(Figure record extracts)
========================

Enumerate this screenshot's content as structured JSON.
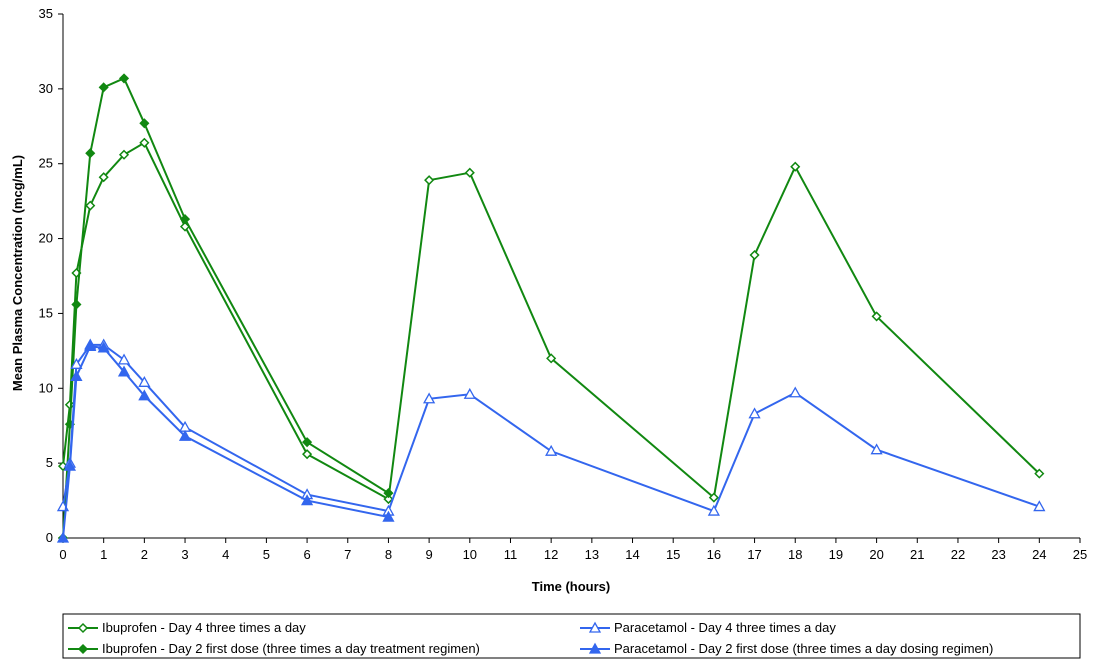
{
  "chart_data": {
    "type": "line",
    "title": "",
    "xlabel": "Time (hours)",
    "ylabel": "Mean Plasma Concentration (mcg/mL)",
    "xlim": [
      0,
      25
    ],
    "ylim": [
      0,
      35
    ],
    "xticks": [
      0,
      1,
      2,
      3,
      4,
      5,
      6,
      7,
      8,
      9,
      10,
      11,
      12,
      13,
      14,
      15,
      16,
      17,
      18,
      19,
      20,
      21,
      22,
      23,
      24,
      25
    ],
    "yticks": [
      0,
      5,
      10,
      15,
      20,
      25,
      30,
      35
    ],
    "grid": false,
    "legend_position": "bottom",
    "series": [
      {
        "name": "Ibuprofen - Day 4 three times a day",
        "color": "#118811",
        "marker": "diamond-open",
        "x": [
          0,
          0.17,
          0.33,
          0.67,
          1,
          1.5,
          2,
          3,
          6,
          8,
          9,
          10,
          12,
          16,
          17,
          18,
          20,
          24
        ],
        "y": [
          4.8,
          8.9,
          17.7,
          22.2,
          24.1,
          25.6,
          26.4,
          20.8,
          5.6,
          2.6,
          23.9,
          24.4,
          12.0,
          2.7,
          18.9,
          24.8,
          14.8,
          4.3
        ]
      },
      {
        "name": "Ibuprofen - Day 2 first dose (three times a day treatment regimen)",
        "color": "#118811",
        "marker": "diamond-filled",
        "x": [
          0,
          0.17,
          0.33,
          0.67,
          1,
          1.5,
          2,
          3,
          6,
          8
        ],
        "y": [
          0,
          7.6,
          15.6,
          25.7,
          30.1,
          30.7,
          27.7,
          21.3,
          6.4,
          3.0
        ]
      },
      {
        "name": "Paracetamol - Day 4 three times a day",
        "color": "#3366ee",
        "marker": "triangle-open",
        "x": [
          0,
          0.17,
          0.33,
          0.67,
          1,
          1.5,
          2,
          3,
          6,
          8,
          9,
          10,
          12,
          16,
          17,
          18,
          20,
          24
        ],
        "y": [
          2.1,
          5.0,
          11.6,
          12.9,
          12.9,
          11.9,
          10.4,
          7.4,
          2.9,
          1.8,
          9.3,
          9.6,
          5.8,
          1.8,
          8.3,
          9.7,
          5.9,
          2.1
        ]
      },
      {
        "name": "Paracetamol - Day 2 first dose (three times a day dosing regimen)",
        "color": "#3366ee",
        "marker": "triangle-filled",
        "x": [
          0,
          0.17,
          0.33,
          0.67,
          1,
          1.5,
          2,
          3,
          6,
          8
        ],
        "y": [
          0,
          4.8,
          10.8,
          12.8,
          12.7,
          11.1,
          9.5,
          6.8,
          2.5,
          1.4
        ]
      }
    ]
  }
}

========================

**Description of the task:** All of the lines above should be printed exactly, minus the pictures.

**Task output:**
Enumerate this screenshot's content as structured JSON.
{
  "chart_data": {
    "type": "line",
    "title": "",
    "xlabel": "Time (hours)",
    "ylabel": "Mean Plasma Concentration (mcg/mL)",
    "xlim": [
      0,
      25
    ],
    "ylim": [
      0,
      35
    ],
    "xticks": [
      0,
      1,
      2,
      3,
      4,
      5,
      6,
      7,
      8,
      9,
      10,
      11,
      12,
      13,
      14,
      15,
      16,
      17,
      18,
      19,
      20,
      21,
      22,
      23,
      24,
      25
    ],
    "yticks": [
      0,
      5,
      10,
      15,
      20,
      25,
      30,
      35
    ],
    "grid": false,
    "legend_position": "bottom",
    "series": [
      {
        "name": "Ibuprofen - Day 4 three times a day",
        "color": "#118811",
        "marker": "diamond-open",
        "x": [
          0,
          0.17,
          0.33,
          0.67,
          1,
          1.5,
          2,
          3,
          6,
          8,
          9,
          10,
          12,
          16,
          17,
          18,
          20,
          24
        ],
        "y": [
          4.8,
          8.9,
          17.7,
          22.2,
          24.1,
          25.6,
          26.4,
          20.8,
          5.6,
          2.6,
          23.9,
          24.4,
          12.0,
          2.7,
          18.9,
          24.8,
          14.8,
          4.3
        ]
      },
      {
        "name": "Ibuprofen - Day 2 first dose (three times a day treatment regimen)",
        "color": "#118811",
        "marker": "diamond-filled",
        "x": [
          0,
          0.17,
          0.33,
          0.67,
          1,
          1.5,
          2,
          3,
          6,
          8
        ],
        "y": [
          0,
          7.6,
          15.6,
          25.7,
          30.1,
          30.7,
          27.7,
          21.3,
          6.4,
          3.0
        ]
      },
      {
        "name": "Paracetamol - Day 4 three times a day",
        "color": "#3366ee",
        "marker": "triangle-open",
        "x": [
          0,
          0.17,
          0.33,
          0.67,
          1,
          1.5,
          2,
          3,
          6,
          8,
          9,
          10,
          12,
          16,
          17,
          18,
          20,
          24
        ],
        "y": [
          2.1,
          5.0,
          11.6,
          12.9,
          12.9,
          11.9,
          10.4,
          7.4,
          2.9,
          1.8,
          9.3,
          9.6,
          5.8,
          1.8,
          8.3,
          9.7,
          5.9,
          2.1
        ]
      },
      {
        "name": "Paracetamol - Day 2 first dose (three times a day dosing regimen)",
        "color": "#3366ee",
        "marker": "triangle-filled",
        "x": [
          0,
          0.17,
          0.33,
          0.67,
          1,
          1.5,
          2,
          3,
          6,
          8
        ],
        "y": [
          0,
          4.8,
          10.8,
          12.8,
          12.7,
          11.1,
          9.5,
          6.8,
          2.5,
          1.4
        ]
      }
    ]
  }
}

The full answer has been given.